» **TASK DIRECTIONS**
Word for word, give the material below again, minus any images.

» **PROVIDED DATA**
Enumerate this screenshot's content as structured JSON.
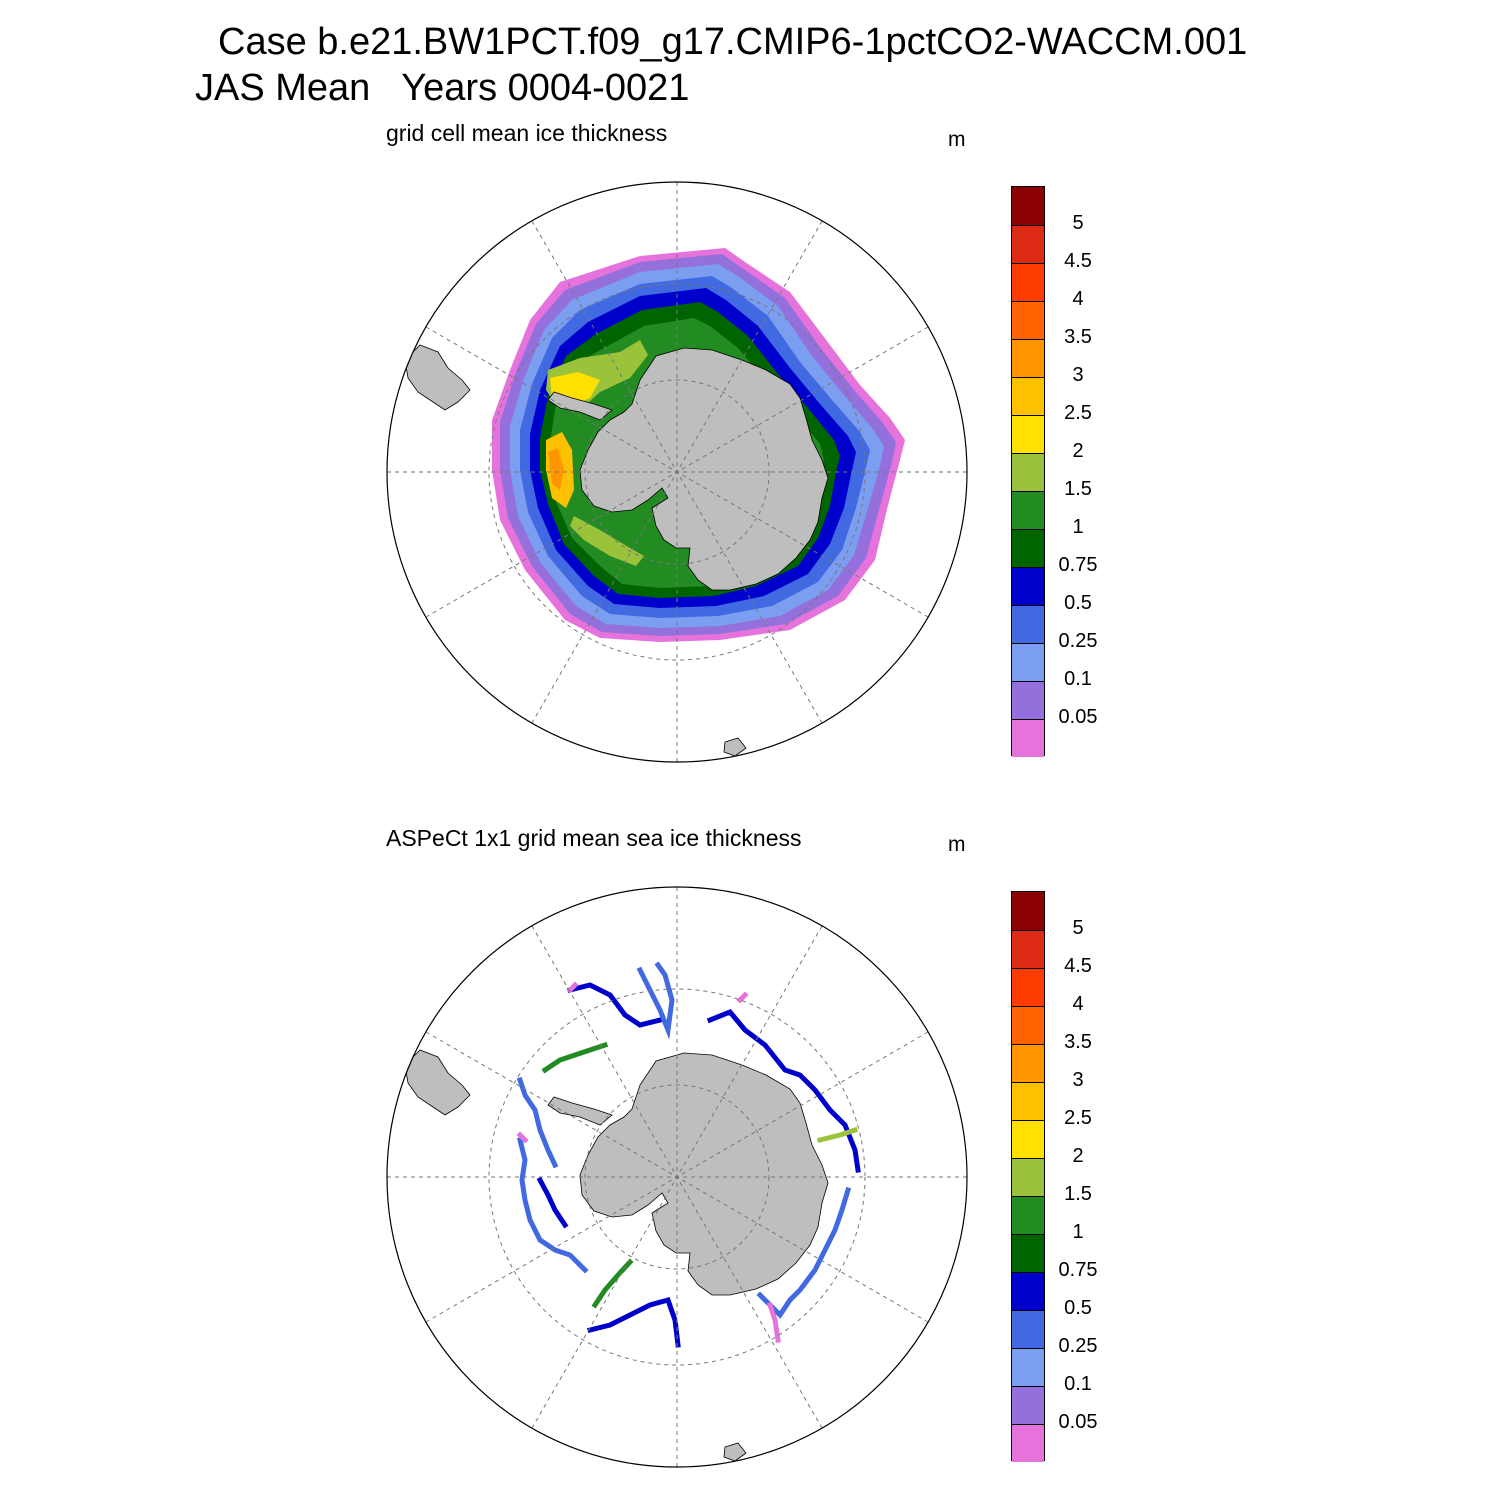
{
  "title": {
    "line1": "Case b.e21.BW1PCT.f09_g17.CMIP6-1pctCO2-WACCM.001",
    "line2": "JAS Mean   Years 0004-0021"
  },
  "panels": [
    {
      "title": "grid cell mean ice thickness",
      "unit": "m"
    },
    {
      "title": "ASPeCt 1x1 grid mean sea ice thickness",
      "unit": "m"
    }
  ],
  "colorbar": {
    "labels": [
      "5",
      "4.5",
      "4",
      "3.5",
      "3",
      "2.5",
      "2",
      "1.5",
      "1",
      "0.75",
      "0.5",
      "0.25",
      "0.1",
      "0.05"
    ],
    "colors": [
      "#8b0000",
      "#dc2a14",
      "#ff3c00",
      "#ff6400",
      "#ff9600",
      "#ffc000",
      "#ffe000",
      "#9bc23b",
      "#228b22",
      "#006400",
      "#0000cd",
      "#4169e1",
      "#7b9ef0",
      "#9370db",
      "#e673dc"
    ]
  },
  "map_colors": {
    "land": "#bebebe",
    "ocean": "#ffffff",
    "grid": "#777777"
  }
}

» **FINISHED EXERCISE**
Enumerate this screenshot's content as structured JSON.
{
  "title": {
    "line1": "Case b.e21.BW1PCT.f09_g17.CMIP6-1pctCO2-WACCM.001",
    "line2": "JAS Mean   Years 0004-0021"
  },
  "panels": [
    {
      "title": "grid cell mean ice thickness",
      "unit": "m"
    },
    {
      "title": "ASPeCt 1x1 grid mean sea ice thickness",
      "unit": "m"
    }
  ],
  "colorbar": {
    "labels": [
      "5",
      "4.5",
      "4",
      "3.5",
      "3",
      "2.5",
      "2",
      "1.5",
      "1",
      "0.75",
      "0.5",
      "0.25",
      "0.1",
      "0.05"
    ],
    "colors": [
      "#8b0000",
      "#dc2a14",
      "#ff3c00",
      "#ff6400",
      "#ff9600",
      "#ffc000",
      "#ffe000",
      "#9bc23b",
      "#228b22",
      "#006400",
      "#0000cd",
      "#4169e1",
      "#7b9ef0",
      "#9370db",
      "#e673dc"
    ]
  },
  "map_colors": {
    "land": "#bebebe",
    "ocean": "#ffffff",
    "grid": "#777777"
  }
}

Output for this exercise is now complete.